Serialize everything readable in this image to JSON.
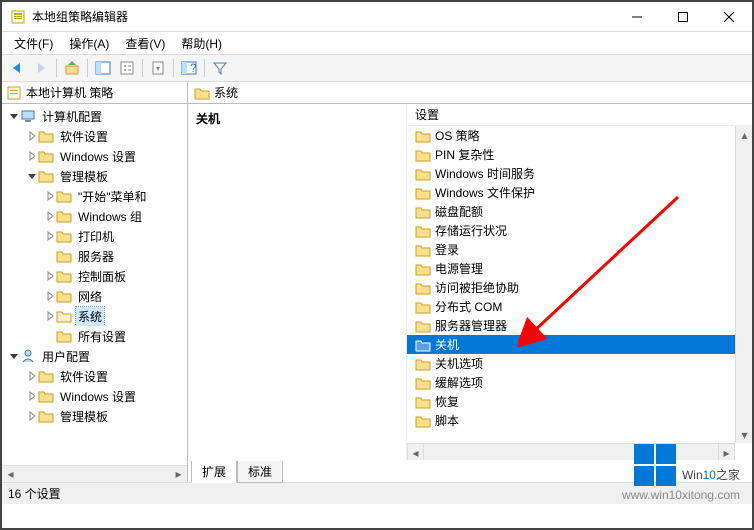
{
  "window": {
    "title": "本地组策略编辑器"
  },
  "menubar": [
    "文件(F)",
    "操作(A)",
    "查看(V)",
    "帮助(H)"
  ],
  "root_node": "本地计算机 策略",
  "tree": [
    {
      "depth": 0,
      "expand": "open",
      "icon": "computer",
      "label": "计算机配置"
    },
    {
      "depth": 1,
      "expand": "closed",
      "icon": "folder",
      "label": "软件设置"
    },
    {
      "depth": 1,
      "expand": "closed",
      "icon": "folder",
      "label": "Windows 设置"
    },
    {
      "depth": 1,
      "expand": "open",
      "icon": "folder",
      "label": "管理模板"
    },
    {
      "depth": 2,
      "expand": "closed",
      "icon": "folder",
      "label": "\"开始\"菜单和"
    },
    {
      "depth": 2,
      "expand": "closed",
      "icon": "folder",
      "label": "Windows 组"
    },
    {
      "depth": 2,
      "expand": "closed",
      "icon": "folder",
      "label": "打印机"
    },
    {
      "depth": 2,
      "expand": "none",
      "icon": "folder",
      "label": "服务器"
    },
    {
      "depth": 2,
      "expand": "closed",
      "icon": "folder",
      "label": "控制面板"
    },
    {
      "depth": 2,
      "expand": "closed",
      "icon": "folder",
      "label": "网络"
    },
    {
      "depth": 2,
      "expand": "closed",
      "icon": "folder",
      "label": "系统",
      "selected": true
    },
    {
      "depth": 2,
      "expand": "none",
      "icon": "folder",
      "label": "所有设置"
    },
    {
      "depth": 0,
      "expand": "open",
      "icon": "user",
      "label": "用户配置"
    },
    {
      "depth": 1,
      "expand": "closed",
      "icon": "folder",
      "label": "软件设置"
    },
    {
      "depth": 1,
      "expand": "closed",
      "icon": "folder",
      "label": "Windows 设置"
    },
    {
      "depth": 1,
      "expand": "closed",
      "icon": "folder",
      "label": "管理模板"
    }
  ],
  "right": {
    "header": "系统",
    "desc_title": "关机",
    "list_header": "设置",
    "items": [
      {
        "label": "OS 策略"
      },
      {
        "label": "PIN 复杂性"
      },
      {
        "label": "Windows 时间服务"
      },
      {
        "label": "Windows 文件保护"
      },
      {
        "label": "磁盘配额"
      },
      {
        "label": "存储运行状况"
      },
      {
        "label": "登录"
      },
      {
        "label": "电源管理"
      },
      {
        "label": "访问被拒绝协助"
      },
      {
        "label": "分布式 COM"
      },
      {
        "label": "服务器管理器"
      },
      {
        "label": "关机",
        "selected": true
      },
      {
        "label": "关机选项"
      },
      {
        "label": "缓解选项"
      },
      {
        "label": "恢复"
      },
      {
        "label": "脚本"
      }
    ]
  },
  "tabs": {
    "extended": "扩展",
    "standard": "标准"
  },
  "statusbar": "16 个设置",
  "watermark": {
    "brand_pre": "Win",
    "brand_accent": "10",
    "brand_post": "之家",
    "url": "www.win10xitong.com"
  }
}
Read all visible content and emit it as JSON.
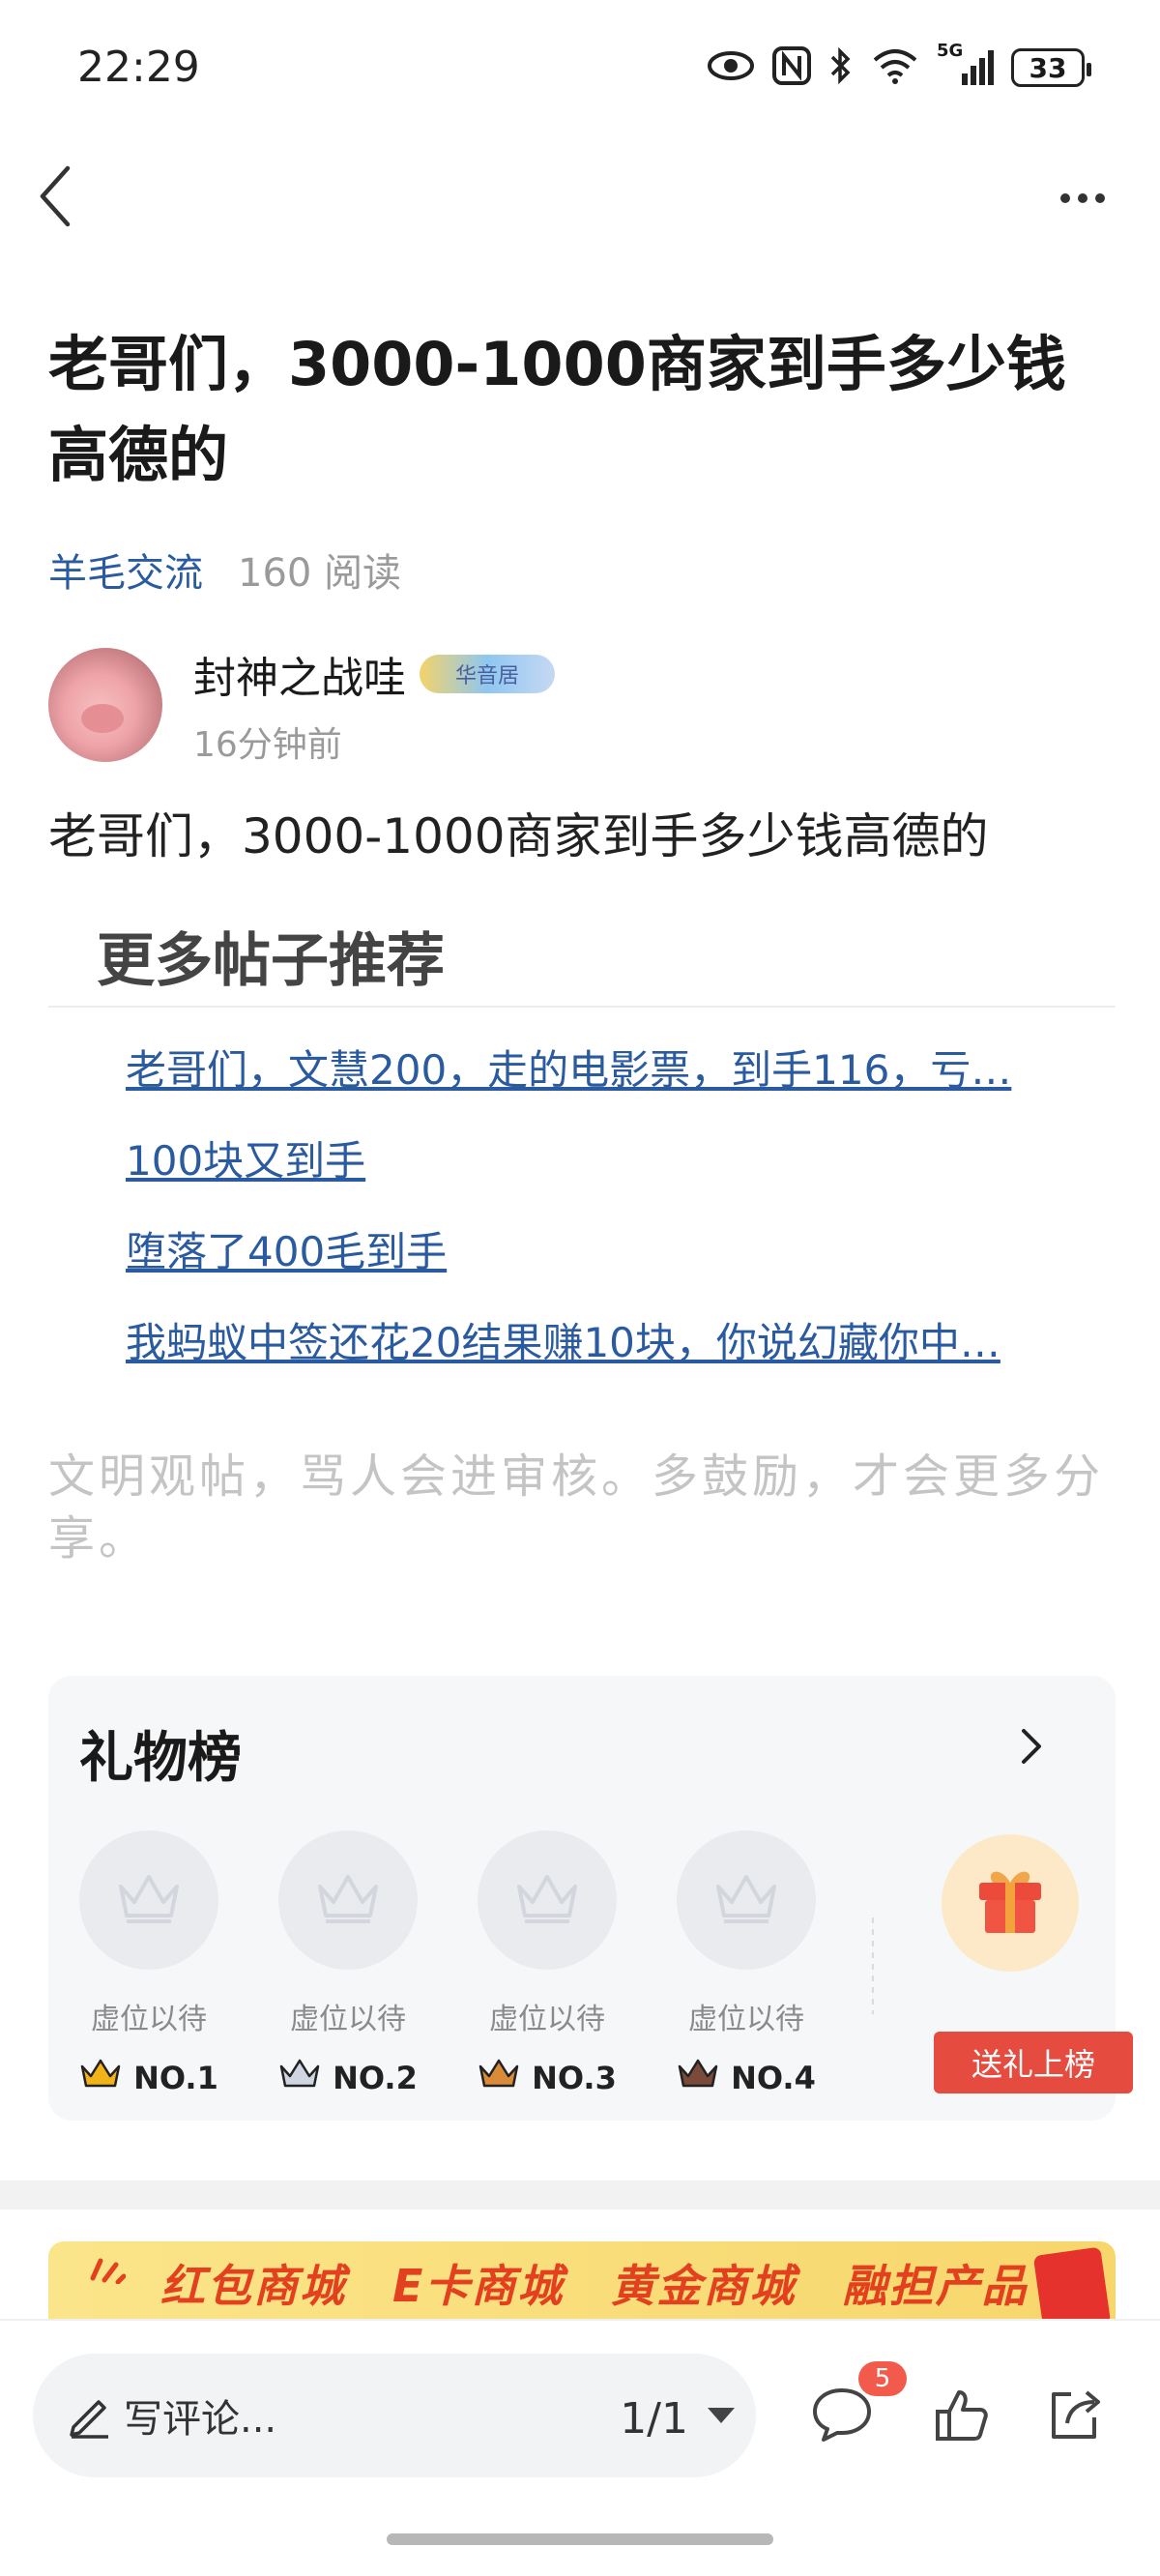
{
  "status_bar": {
    "time": "22:29",
    "network": "5G",
    "battery": "33",
    "icons": [
      "eye-icon",
      "nfc-icon",
      "bluetooth-icon",
      "wifi-icon",
      "signal-icon",
      "battery-icon"
    ]
  },
  "nav": {
    "back_icon": "chevron-left-icon",
    "more_icon": "more-horizontal-icon"
  },
  "post": {
    "title": "老哥们，3000-1000商家到手多少钱高德的",
    "category": "羊毛交流",
    "reads": "160 阅读",
    "author": {
      "name": "封神之战哇",
      "badge": "华音居",
      "time": "16分钟前"
    },
    "body": "老哥们，3000-1000商家到手多少钱高德的"
  },
  "recommendations": {
    "title": "更多帖子推荐",
    "items": [
      "老哥们，文慧200，走的电影票，到手116，亏…",
      "100块又到手",
      "堕落了400毛到手",
      "我蚂蚁中签还花20结果赚10块，你说幻藏你中…"
    ]
  },
  "notice": "文明观帖，骂人会进审核。多鼓励，才会更多分享。",
  "gift_board": {
    "title": "礼物榜",
    "slots": [
      {
        "label": "虚位以待",
        "rank": "NO.1",
        "crown_color": "#f2b21a"
      },
      {
        "label": "虚位以待",
        "rank": "NO.2",
        "crown_color": "#9aa3b5"
      },
      {
        "label": "虚位以待",
        "rank": "NO.3",
        "crown_color": "#d98b3a"
      },
      {
        "label": "虚位以待",
        "rank": "NO.4",
        "crown_color": "#7a4a3a"
      }
    ],
    "send_label": "送礼上榜"
  },
  "banner": {
    "items": [
      "红包商城",
      "E卡商城",
      "黄金商城",
      "融担产品"
    ]
  },
  "bottom_bar": {
    "comment_placeholder": "写评论...",
    "page_indicator": "1/1",
    "comment_count": "5"
  },
  "colors": {
    "link": "#2a5aa0",
    "accent_red": "#e54c3f",
    "banner_text": "#e2401e"
  }
}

---

Instructions to follow: Write out the records above once more, word for word, with no pictures.

Exercise result:
Serialize everything readable in this image to JSON.
{
  "window": {
    "title": "本地组策略编辑器"
  },
  "menubar": [
    "文件(F)",
    "操作(A)",
    "查看(V)",
    "帮助(H)"
  ],
  "root_node": "本地计算机 策略",
  "tree": [
    {
      "depth": 0,
      "expand": "open",
      "icon": "computer",
      "label": "计算机配置"
    },
    {
      "depth": 1,
      "expand": "closed",
      "icon": "folder",
      "label": "软件设置"
    },
    {
      "depth": 1,
      "expand": "closed",
      "icon": "folder",
      "label": "Windows 设置"
    },
    {
      "depth": 1,
      "expand": "open",
      "icon": "folder",
      "label": "管理模板"
    },
    {
      "depth": 2,
      "expand": "closed",
      "icon": "folder",
      "label": "\"开始\"菜单和"
    },
    {
      "depth": 2,
      "expand": "closed",
      "icon": "folder",
      "label": "Windows 组"
    },
    {
      "depth": 2,
      "expand": "closed",
      "icon": "folder",
      "label": "打印机"
    },
    {
      "depth": 2,
      "expand": "none",
      "icon": "folder",
      "label": "服务器"
    },
    {
      "depth": 2,
      "expand": "closed",
      "icon": "folder",
      "label": "控制面板"
    },
    {
      "depth": 2,
      "expand": "closed",
      "icon": "folder",
      "label": "网络"
    },
    {
      "depth": 2,
      "expand": "closed",
      "icon": "folder",
      "label": "系统",
      "selected": true
    },
    {
      "depth": 2,
      "expand": "none",
      "icon": "folder",
      "label": "所有设置"
    },
    {
      "depth": 0,
      "expand": "open",
      "icon": "user",
      "label": "用户配置"
    },
    {
      "depth": 1,
      "expand": "closed",
      "icon": "folder",
      "label": "软件设置"
    },
    {
      "depth": 1,
      "expand": "closed",
      "icon": "folder",
      "label": "Windows 设置"
    },
    {
      "depth": 1,
      "expand": "closed",
      "icon": "folder",
      "label": "管理模板"
    }
  ],
  "right": {
    "header": "系统",
    "desc_title": "关机",
    "list_header": "设置",
    "items": [
      {
        "label": "OS 策略"
      },
      {
        "label": "PIN 复杂性"
      },
      {
        "label": "Windows 时间服务"
      },
      {
        "label": "Windows 文件保护"
      },
      {
        "label": "磁盘配额"
      },
      {
        "label": "存储运行状况"
      },
      {
        "label": "登录"
      },
      {
        "label": "电源管理"
      },
      {
        "label": "访问被拒绝协助"
      },
      {
        "label": "分布式 COM"
      },
      {
        "label": "服务器管理器"
      },
      {
        "label": "关机",
        "selected": true
      },
      {
        "label": "关机选项"
      },
      {
        "label": "缓解选项"
      },
      {
        "label": "恢复"
      },
      {
        "label": "脚本"
      }
    ]
  },
  "tabs": {
    "extended": "扩展",
    "standard": "标准"
  },
  "statusbar": "16 个设置",
  "watermark": {
    "brand_pre": "Win",
    "brand_accent": "10",
    "brand_post": "之家",
    "url": "www.win10xitong.com"
  }
}
Read all visible content and emit it as JSON.
{
  "status_bar": {
    "time": "22:29",
    "network": "5G",
    "battery": "33",
    "icons": [
      "eye-icon",
      "nfc-icon",
      "bluetooth-icon",
      "wifi-icon",
      "signal-icon",
      "battery-icon"
    ]
  },
  "nav": {
    "back_icon": "chevron-left-icon",
    "more_icon": "more-horizontal-icon"
  },
  "post": {
    "title": "老哥们，3000-1000商家到手多少钱高德的",
    "category": "羊毛交流",
    "reads": "160 阅读",
    "author": {
      "name": "封神之战哇",
      "badge": "华音居",
      "time": "16分钟前"
    },
    "body": "老哥们，3000-1000商家到手多少钱高德的"
  },
  "recommendations": {
    "title": "更多帖子推荐",
    "items": [
      "老哥们，文慧200，走的电影票，到手116，亏…",
      "100块又到手",
      "堕落了400毛到手",
      "我蚂蚁中签还花20结果赚10块，你说幻藏你中…"
    ]
  },
  "notice": "文明观帖，骂人会进审核。多鼓励，才会更多分享。",
  "gift_board": {
    "title": "礼物榜",
    "slots": [
      {
        "label": "虚位以待",
        "rank": "NO.1",
        "crown_color": "#f2b21a"
      },
      {
        "label": "虚位以待",
        "rank": "NO.2",
        "crown_color": "#9aa3b5"
      },
      {
        "label": "虚位以待",
        "rank": "NO.3",
        "crown_color": "#d98b3a"
      },
      {
        "label": "虚位以待",
        "rank": "NO.4",
        "crown_color": "#7a4a3a"
      }
    ],
    "send_label": "送礼上榜"
  },
  "banner": {
    "items": [
      "红包商城",
      "E卡商城",
      "黄金商城",
      "融担产品"
    ]
  },
  "bottom_bar": {
    "comment_placeholder": "写评论...",
    "page_indicator": "1/1",
    "comment_count": "5"
  },
  "colors": {
    "link": "#2a5aa0",
    "accent_red": "#e54c3f",
    "banner_text": "#e2401e"
  }
}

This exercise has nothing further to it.